■ Your objective
Filter this material down to the lines that hold "username", copying each one.

++++ Given information

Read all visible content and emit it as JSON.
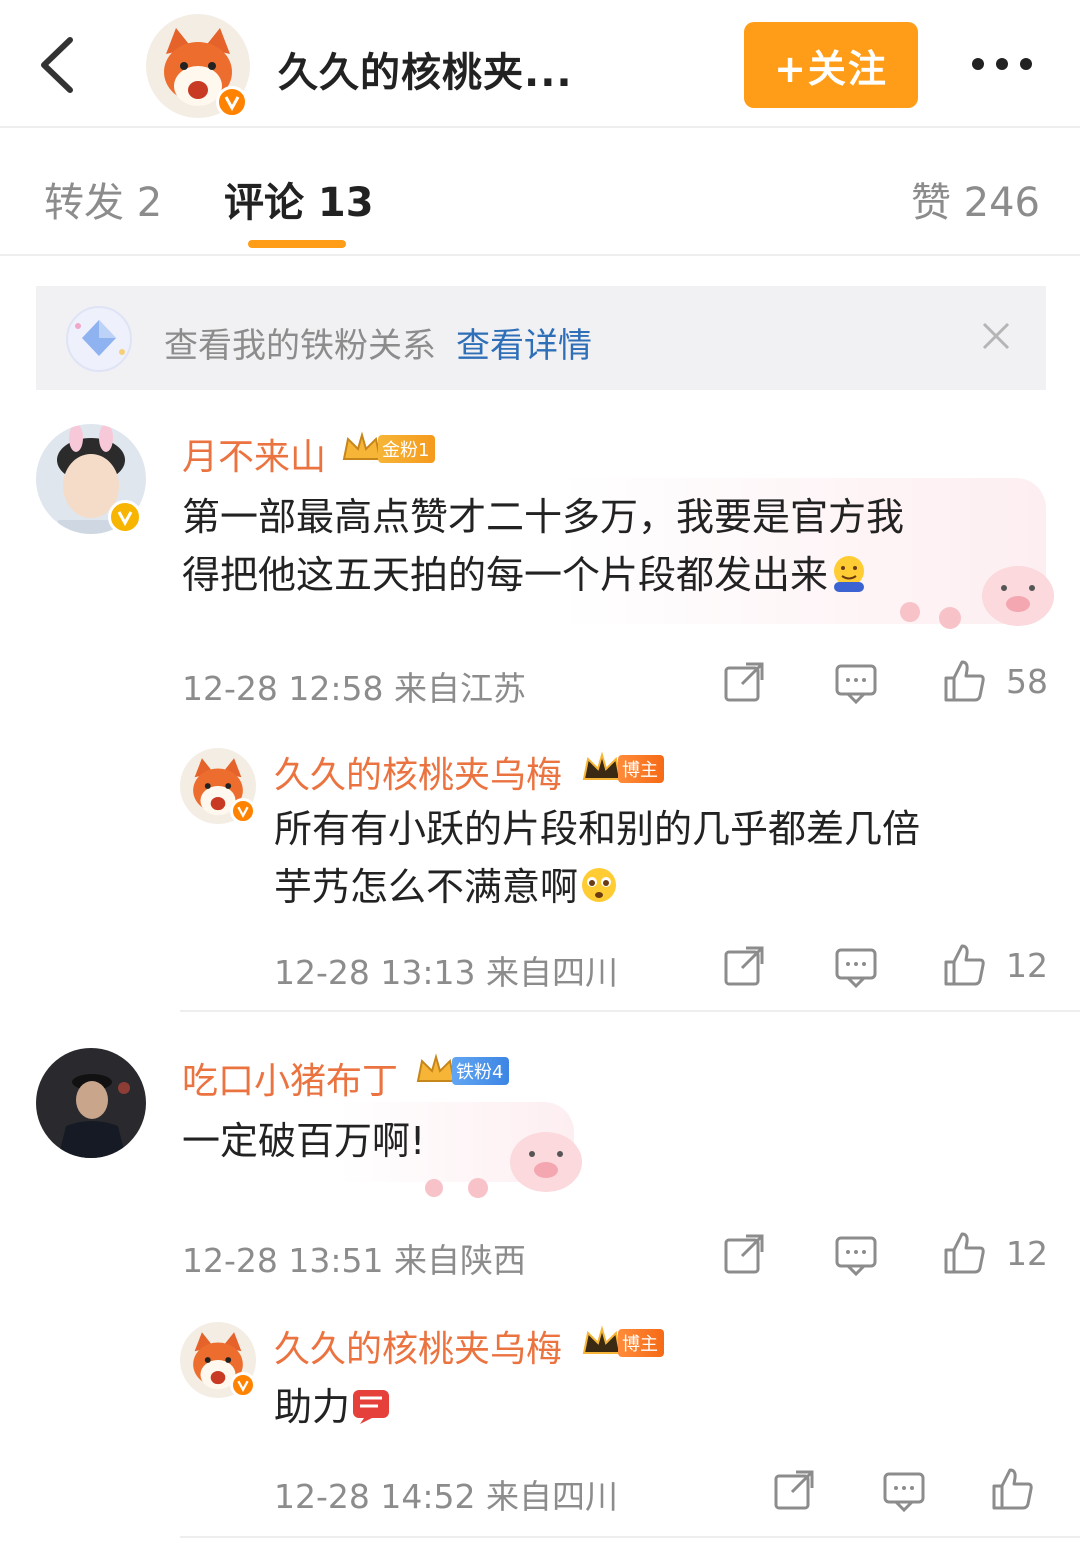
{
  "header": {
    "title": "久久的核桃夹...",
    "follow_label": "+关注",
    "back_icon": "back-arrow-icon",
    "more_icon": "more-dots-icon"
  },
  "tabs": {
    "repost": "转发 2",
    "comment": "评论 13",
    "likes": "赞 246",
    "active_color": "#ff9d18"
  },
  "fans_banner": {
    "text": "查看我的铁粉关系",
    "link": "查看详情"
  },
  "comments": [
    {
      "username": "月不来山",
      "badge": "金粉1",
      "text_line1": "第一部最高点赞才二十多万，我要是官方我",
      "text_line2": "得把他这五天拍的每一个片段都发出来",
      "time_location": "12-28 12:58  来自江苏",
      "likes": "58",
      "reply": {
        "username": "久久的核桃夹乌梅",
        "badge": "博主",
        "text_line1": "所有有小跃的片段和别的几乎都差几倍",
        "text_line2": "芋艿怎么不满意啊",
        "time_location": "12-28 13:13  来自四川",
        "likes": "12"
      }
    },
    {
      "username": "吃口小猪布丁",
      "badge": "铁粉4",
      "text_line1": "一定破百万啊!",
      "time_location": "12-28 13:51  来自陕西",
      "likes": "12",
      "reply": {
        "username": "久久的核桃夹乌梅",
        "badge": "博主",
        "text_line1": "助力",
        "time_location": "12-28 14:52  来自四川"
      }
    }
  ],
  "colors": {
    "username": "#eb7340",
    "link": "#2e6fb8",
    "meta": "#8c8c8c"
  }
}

++++++++
++++ Given information

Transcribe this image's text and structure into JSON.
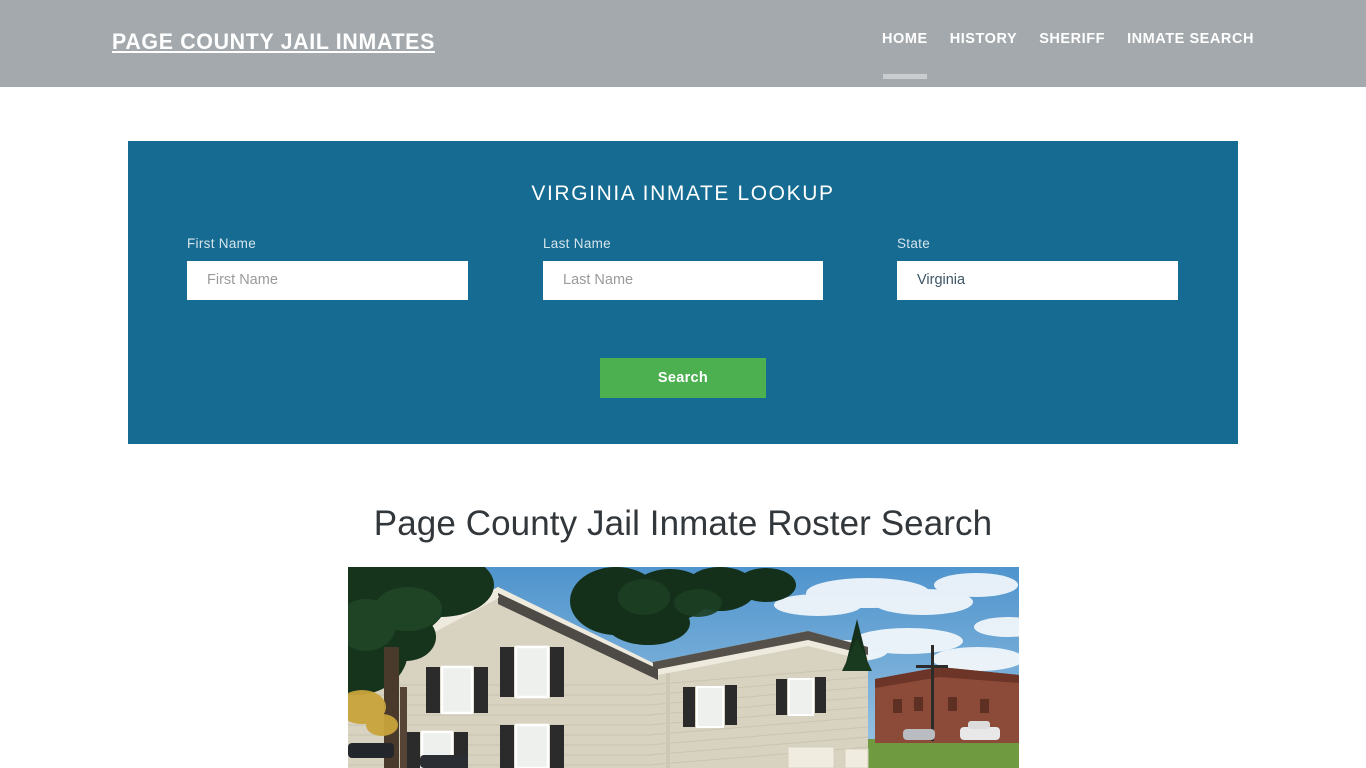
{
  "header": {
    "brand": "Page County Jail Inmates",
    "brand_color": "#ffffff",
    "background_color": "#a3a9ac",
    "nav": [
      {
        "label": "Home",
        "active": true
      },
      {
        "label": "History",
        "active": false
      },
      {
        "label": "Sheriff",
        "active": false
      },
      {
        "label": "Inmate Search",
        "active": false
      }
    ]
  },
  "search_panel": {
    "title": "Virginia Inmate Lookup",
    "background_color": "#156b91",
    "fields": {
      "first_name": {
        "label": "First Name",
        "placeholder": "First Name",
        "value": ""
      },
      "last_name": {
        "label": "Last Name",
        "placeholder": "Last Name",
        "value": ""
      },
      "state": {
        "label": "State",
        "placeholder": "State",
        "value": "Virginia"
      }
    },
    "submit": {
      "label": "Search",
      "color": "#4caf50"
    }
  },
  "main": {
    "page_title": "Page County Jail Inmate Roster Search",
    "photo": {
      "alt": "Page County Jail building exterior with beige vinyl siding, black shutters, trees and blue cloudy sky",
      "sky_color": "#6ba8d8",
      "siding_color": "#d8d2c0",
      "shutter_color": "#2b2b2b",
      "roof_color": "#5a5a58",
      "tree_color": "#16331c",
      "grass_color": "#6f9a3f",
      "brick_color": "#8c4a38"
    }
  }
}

++++++++
++++ Given information

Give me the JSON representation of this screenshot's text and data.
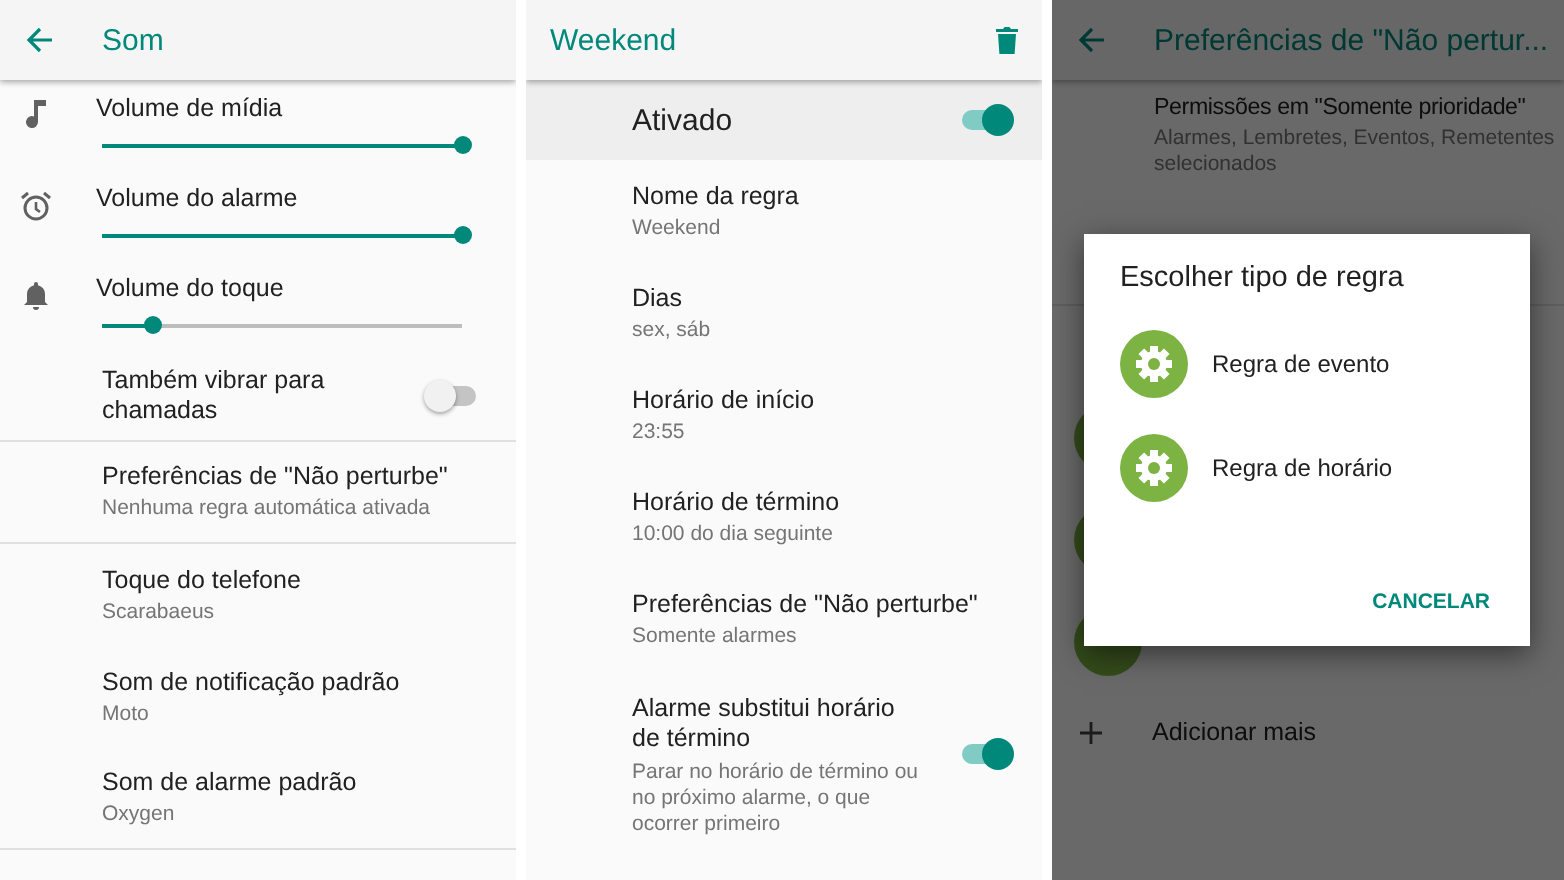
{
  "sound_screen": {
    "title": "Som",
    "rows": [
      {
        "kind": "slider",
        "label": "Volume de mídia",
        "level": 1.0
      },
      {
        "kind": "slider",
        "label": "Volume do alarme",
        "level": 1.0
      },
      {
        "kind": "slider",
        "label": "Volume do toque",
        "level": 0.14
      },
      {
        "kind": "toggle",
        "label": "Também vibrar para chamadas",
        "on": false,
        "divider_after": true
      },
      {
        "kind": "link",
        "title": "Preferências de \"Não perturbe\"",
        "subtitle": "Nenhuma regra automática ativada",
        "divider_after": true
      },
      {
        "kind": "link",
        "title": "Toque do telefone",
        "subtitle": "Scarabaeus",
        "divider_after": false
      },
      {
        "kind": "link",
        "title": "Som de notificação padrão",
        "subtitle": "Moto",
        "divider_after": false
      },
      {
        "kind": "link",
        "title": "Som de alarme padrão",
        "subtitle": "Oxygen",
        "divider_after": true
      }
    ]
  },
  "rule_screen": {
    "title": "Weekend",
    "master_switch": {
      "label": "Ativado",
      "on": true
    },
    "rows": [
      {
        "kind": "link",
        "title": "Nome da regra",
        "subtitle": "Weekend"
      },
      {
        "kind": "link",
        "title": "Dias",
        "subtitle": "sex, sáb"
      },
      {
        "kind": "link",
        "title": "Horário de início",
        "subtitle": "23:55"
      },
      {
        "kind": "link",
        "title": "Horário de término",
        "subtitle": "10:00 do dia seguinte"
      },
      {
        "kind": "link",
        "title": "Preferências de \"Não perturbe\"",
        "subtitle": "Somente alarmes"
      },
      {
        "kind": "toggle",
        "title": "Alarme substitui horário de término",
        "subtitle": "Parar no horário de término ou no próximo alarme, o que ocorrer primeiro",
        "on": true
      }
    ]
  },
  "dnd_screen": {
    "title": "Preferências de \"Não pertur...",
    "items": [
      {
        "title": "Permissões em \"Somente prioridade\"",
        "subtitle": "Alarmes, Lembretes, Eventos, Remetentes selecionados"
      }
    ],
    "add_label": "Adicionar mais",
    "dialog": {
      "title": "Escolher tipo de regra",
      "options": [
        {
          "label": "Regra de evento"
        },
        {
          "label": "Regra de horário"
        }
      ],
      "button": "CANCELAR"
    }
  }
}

++++++++

■ The answer
      "username": "月不来山",
        "username": "久久的核桃夹乌梅",
      "username": "吃口小猪布丁",
        "username": "久久的核桃夹乌梅",
    "username": "#eb7340",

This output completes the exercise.